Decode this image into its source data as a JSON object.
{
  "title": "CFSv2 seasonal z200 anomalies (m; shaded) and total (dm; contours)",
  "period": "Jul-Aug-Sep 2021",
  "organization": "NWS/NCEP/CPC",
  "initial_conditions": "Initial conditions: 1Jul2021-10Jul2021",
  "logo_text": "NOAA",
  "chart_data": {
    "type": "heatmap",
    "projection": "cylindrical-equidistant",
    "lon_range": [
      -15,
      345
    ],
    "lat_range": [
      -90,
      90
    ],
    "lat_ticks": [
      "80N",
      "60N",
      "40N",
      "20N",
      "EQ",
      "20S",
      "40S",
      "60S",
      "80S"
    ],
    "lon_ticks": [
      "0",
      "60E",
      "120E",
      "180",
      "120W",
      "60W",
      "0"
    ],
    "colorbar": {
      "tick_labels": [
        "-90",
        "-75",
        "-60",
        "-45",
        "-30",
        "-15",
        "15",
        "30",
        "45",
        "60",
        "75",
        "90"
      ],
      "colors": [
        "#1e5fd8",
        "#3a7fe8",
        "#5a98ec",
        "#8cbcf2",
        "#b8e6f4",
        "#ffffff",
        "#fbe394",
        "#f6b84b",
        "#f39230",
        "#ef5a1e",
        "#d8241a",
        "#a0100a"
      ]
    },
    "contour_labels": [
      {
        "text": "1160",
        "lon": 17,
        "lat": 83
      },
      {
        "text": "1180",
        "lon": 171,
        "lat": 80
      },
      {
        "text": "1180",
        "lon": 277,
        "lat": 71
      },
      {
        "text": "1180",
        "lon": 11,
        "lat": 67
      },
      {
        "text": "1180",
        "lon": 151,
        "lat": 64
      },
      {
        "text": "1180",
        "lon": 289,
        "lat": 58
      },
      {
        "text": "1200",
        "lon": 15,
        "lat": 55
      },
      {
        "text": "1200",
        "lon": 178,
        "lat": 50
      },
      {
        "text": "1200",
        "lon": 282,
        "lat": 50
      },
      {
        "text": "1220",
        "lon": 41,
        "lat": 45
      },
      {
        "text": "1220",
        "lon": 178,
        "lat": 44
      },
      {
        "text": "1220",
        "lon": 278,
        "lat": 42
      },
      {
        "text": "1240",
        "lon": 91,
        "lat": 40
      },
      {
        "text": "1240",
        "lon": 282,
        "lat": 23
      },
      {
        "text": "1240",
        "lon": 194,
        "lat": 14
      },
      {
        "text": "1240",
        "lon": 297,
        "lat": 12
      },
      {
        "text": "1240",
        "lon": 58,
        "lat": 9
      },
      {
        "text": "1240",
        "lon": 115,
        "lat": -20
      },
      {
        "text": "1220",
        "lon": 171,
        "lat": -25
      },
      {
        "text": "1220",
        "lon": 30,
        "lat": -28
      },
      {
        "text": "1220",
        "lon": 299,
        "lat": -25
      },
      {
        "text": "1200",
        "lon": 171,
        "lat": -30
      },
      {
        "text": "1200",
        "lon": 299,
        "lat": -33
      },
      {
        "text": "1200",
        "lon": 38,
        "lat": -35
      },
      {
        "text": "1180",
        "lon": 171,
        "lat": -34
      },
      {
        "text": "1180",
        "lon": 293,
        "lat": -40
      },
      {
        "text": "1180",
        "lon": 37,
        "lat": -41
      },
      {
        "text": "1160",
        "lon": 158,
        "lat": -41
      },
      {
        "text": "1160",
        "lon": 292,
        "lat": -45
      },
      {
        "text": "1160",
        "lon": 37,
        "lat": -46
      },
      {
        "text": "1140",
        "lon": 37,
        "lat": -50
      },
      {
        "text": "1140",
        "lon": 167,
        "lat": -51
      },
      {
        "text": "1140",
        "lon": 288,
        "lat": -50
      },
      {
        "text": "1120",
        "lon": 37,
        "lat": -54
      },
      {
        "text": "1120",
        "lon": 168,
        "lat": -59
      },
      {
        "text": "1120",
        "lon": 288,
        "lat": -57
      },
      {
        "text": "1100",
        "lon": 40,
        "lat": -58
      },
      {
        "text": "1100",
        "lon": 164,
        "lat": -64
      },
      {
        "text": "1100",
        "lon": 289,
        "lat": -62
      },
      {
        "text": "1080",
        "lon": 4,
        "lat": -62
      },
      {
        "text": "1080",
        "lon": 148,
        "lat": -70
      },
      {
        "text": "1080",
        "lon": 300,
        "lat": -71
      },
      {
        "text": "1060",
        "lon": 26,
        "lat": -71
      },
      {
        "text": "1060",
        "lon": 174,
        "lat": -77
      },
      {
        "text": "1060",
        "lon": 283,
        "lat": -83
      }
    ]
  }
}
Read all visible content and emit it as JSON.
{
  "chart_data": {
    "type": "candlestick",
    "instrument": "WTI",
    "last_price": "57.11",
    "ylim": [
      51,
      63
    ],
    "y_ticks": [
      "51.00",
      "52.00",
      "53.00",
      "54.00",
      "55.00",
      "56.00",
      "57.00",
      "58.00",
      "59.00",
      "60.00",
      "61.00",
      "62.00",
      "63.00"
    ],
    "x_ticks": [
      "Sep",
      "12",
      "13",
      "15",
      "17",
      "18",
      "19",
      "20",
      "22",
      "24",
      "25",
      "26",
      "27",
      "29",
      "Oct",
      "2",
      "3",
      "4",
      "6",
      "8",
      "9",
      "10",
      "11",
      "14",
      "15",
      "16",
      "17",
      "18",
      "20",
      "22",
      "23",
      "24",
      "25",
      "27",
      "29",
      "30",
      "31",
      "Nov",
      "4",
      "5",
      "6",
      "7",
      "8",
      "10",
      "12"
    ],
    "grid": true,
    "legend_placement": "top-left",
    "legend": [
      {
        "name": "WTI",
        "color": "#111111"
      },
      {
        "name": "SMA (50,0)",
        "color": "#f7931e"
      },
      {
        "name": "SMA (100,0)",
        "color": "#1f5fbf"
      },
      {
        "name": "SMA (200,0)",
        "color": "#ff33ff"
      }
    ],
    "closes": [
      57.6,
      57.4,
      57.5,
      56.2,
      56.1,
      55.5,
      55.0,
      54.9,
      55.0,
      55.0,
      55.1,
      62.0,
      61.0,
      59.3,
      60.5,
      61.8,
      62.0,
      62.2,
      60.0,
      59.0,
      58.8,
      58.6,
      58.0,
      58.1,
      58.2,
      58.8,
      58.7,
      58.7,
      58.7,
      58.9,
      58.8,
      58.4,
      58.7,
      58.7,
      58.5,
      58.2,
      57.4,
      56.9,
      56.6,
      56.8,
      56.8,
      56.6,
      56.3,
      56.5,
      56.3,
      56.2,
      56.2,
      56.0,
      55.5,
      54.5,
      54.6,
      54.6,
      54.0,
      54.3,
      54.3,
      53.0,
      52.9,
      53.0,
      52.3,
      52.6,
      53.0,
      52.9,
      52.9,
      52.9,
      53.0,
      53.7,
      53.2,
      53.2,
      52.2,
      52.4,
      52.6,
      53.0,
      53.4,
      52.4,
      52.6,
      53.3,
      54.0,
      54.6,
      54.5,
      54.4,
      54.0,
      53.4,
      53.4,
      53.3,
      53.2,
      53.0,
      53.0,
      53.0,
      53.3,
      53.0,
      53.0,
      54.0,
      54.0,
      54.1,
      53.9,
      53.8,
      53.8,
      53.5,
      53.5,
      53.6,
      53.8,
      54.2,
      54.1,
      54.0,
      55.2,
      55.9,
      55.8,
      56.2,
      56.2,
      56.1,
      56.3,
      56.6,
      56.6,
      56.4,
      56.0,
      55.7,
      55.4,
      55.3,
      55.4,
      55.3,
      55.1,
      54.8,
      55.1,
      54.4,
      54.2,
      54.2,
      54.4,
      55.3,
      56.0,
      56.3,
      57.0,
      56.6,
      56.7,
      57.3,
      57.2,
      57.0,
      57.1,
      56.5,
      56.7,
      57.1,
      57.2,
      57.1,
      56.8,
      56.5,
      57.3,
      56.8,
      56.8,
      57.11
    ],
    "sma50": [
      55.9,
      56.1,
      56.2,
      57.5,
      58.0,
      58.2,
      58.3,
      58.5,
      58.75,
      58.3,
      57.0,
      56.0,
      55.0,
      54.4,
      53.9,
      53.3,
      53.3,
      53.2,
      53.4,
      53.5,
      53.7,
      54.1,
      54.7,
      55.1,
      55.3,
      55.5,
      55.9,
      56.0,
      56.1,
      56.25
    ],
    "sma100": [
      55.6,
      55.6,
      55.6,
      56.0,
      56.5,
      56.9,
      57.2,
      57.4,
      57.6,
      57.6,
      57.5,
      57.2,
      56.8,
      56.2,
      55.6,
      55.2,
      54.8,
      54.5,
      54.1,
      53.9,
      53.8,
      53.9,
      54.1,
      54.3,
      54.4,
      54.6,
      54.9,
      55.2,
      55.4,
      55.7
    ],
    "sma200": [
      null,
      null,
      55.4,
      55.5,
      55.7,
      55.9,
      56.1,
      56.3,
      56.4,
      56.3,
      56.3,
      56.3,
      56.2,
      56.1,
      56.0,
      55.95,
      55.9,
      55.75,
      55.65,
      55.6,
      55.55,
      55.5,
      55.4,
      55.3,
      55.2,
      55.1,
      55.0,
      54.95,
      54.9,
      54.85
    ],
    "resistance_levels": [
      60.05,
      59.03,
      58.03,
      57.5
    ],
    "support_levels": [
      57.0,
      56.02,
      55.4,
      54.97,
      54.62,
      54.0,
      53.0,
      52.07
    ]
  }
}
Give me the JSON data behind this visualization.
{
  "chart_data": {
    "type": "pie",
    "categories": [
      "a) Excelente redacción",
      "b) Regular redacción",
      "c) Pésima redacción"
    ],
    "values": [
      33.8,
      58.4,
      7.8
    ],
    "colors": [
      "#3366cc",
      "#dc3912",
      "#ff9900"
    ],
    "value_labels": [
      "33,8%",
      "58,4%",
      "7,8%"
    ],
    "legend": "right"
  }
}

_ _ _ _ _

## Exercise brief
State only the count of lines above that hold the string "redacción".

## Problem solution
3